* BEGIN *

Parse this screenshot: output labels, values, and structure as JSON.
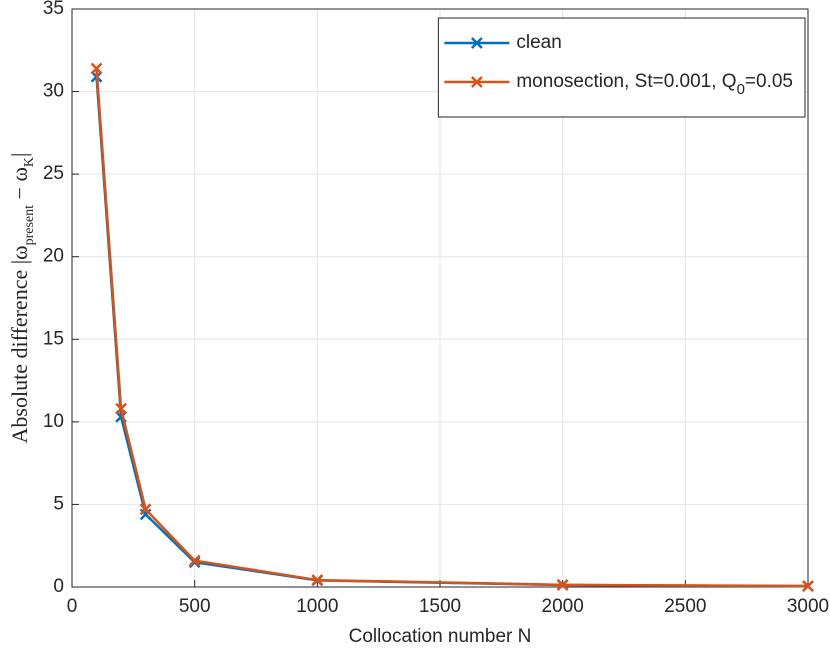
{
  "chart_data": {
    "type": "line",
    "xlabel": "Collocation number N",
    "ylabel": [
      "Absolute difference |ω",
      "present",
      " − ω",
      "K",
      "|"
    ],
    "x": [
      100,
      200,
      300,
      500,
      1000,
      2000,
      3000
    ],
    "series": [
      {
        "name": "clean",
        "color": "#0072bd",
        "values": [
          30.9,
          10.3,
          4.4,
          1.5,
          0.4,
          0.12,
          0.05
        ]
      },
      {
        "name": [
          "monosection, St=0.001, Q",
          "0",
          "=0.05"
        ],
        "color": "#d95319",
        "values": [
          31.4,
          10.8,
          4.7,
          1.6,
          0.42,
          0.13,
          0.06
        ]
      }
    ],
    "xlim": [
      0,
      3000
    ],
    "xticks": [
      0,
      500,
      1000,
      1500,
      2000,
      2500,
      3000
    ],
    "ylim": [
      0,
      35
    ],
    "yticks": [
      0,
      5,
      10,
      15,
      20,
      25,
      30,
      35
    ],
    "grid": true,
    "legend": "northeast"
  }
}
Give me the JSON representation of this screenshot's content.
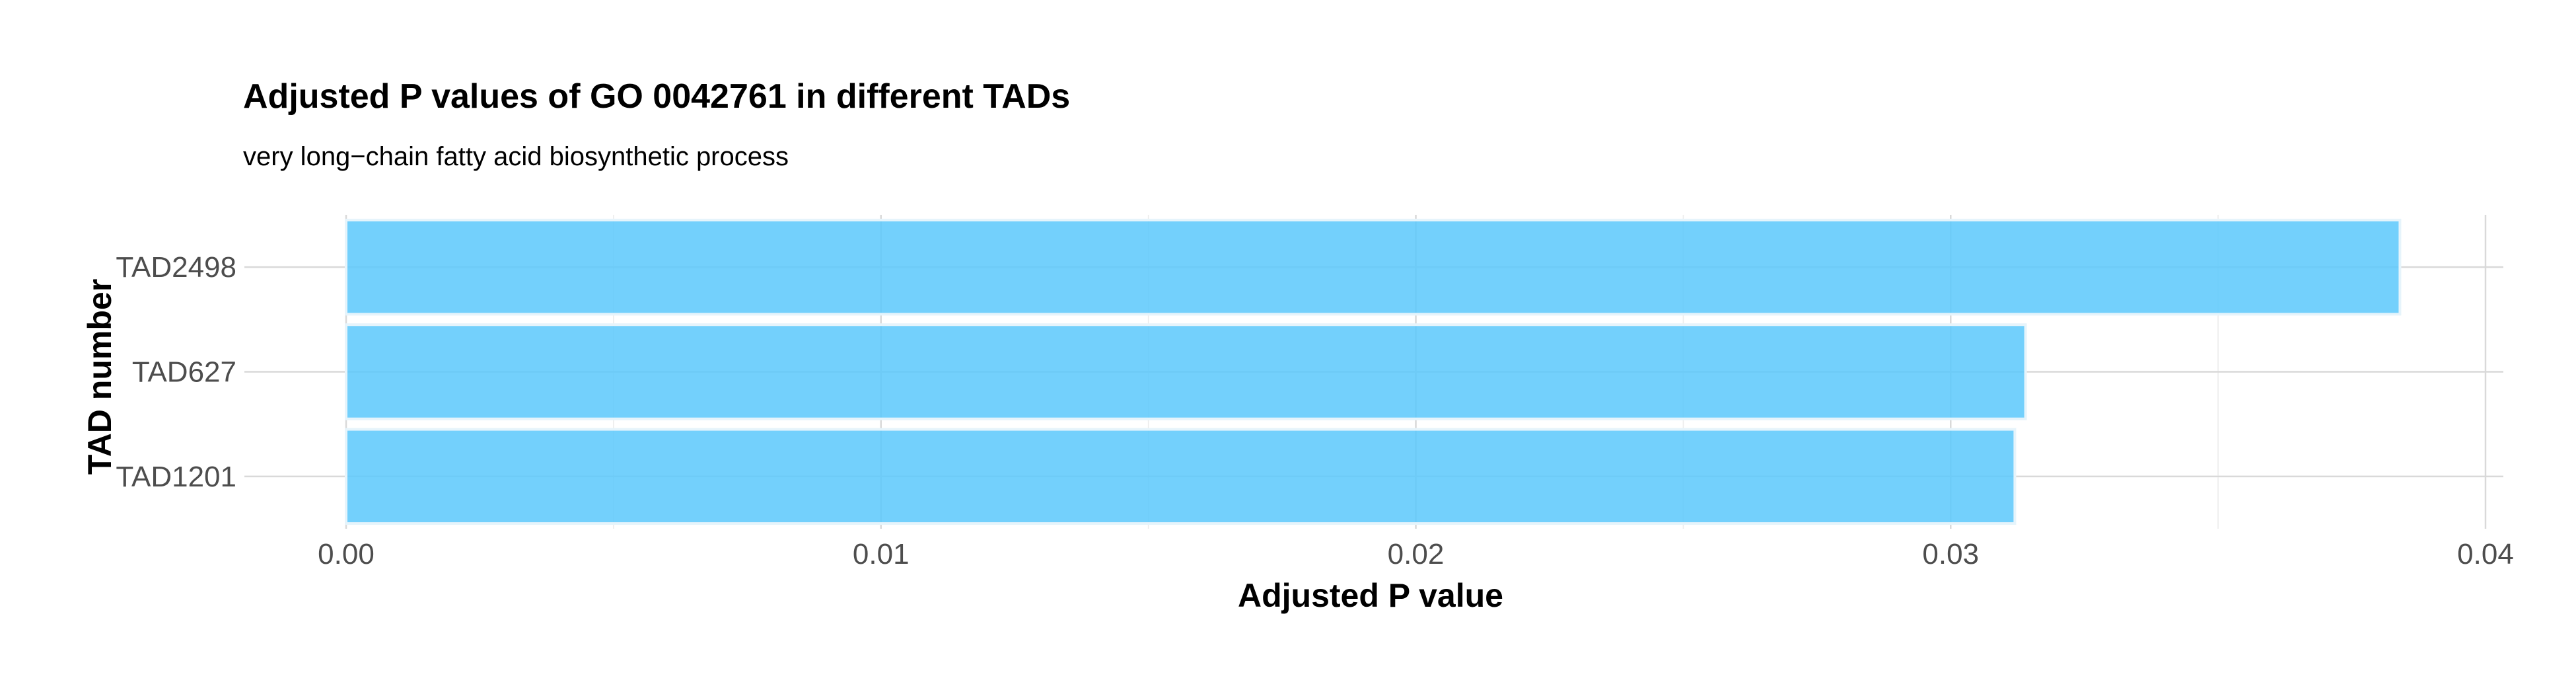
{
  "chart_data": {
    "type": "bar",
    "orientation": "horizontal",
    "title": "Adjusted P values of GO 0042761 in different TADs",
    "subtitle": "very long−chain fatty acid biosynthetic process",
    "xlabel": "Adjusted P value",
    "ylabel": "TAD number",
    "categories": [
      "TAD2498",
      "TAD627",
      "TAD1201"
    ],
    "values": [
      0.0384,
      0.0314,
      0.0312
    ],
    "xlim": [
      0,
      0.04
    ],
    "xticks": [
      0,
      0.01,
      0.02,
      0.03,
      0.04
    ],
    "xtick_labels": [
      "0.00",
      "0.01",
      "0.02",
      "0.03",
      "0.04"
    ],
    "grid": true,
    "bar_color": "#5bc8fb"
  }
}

* END *

Repeat all of the records verbatim, leaving out the pictures.

> **Full answer**
Parse this screenshot: output labels, values, and structure as JSON.
{
  "chart_data": {
    "type": "line",
    "xlabel": "Collocation number N",
    "ylabel": [
      "Absolute difference |ω",
      "present",
      " − ω",
      "K",
      "|"
    ],
    "x": [
      100,
      200,
      300,
      500,
      1000,
      2000,
      3000
    ],
    "series": [
      {
        "name": "clean",
        "color": "#0072bd",
        "values": [
          30.9,
          10.3,
          4.4,
          1.5,
          0.4,
          0.12,
          0.05
        ]
      },
      {
        "name": [
          "monosection, St=0.001, Q",
          "0",
          "=0.05"
        ],
        "color": "#d95319",
        "values": [
          31.4,
          10.8,
          4.7,
          1.6,
          0.42,
          0.13,
          0.06
        ]
      }
    ],
    "xlim": [
      0,
      3000
    ],
    "xticks": [
      0,
      500,
      1000,
      1500,
      2000,
      2500,
      3000
    ],
    "ylim": [
      0,
      35
    ],
    "yticks": [
      0,
      5,
      10,
      15,
      20,
      25,
      30,
      35
    ],
    "grid": true,
    "legend": "northeast"
  }
}
Give me the JSON representation of this screenshot's content.
{
  "chart_data": {
    "type": "bar",
    "orientation": "horizontal",
    "title": "Adjusted P values of GO 0042761 in different TADs",
    "subtitle": "very long−chain fatty acid biosynthetic process",
    "xlabel": "Adjusted P value",
    "ylabel": "TAD number",
    "categories": [
      "TAD2498",
      "TAD627",
      "TAD1201"
    ],
    "values": [
      0.0384,
      0.0314,
      0.0312
    ],
    "xlim": [
      0,
      0.04
    ],
    "xticks": [
      0,
      0.01,
      0.02,
      0.03,
      0.04
    ],
    "xtick_labels": [
      "0.00",
      "0.01",
      "0.02",
      "0.03",
      "0.04"
    ],
    "grid": true,
    "bar_color": "#5bc8fb"
  }
}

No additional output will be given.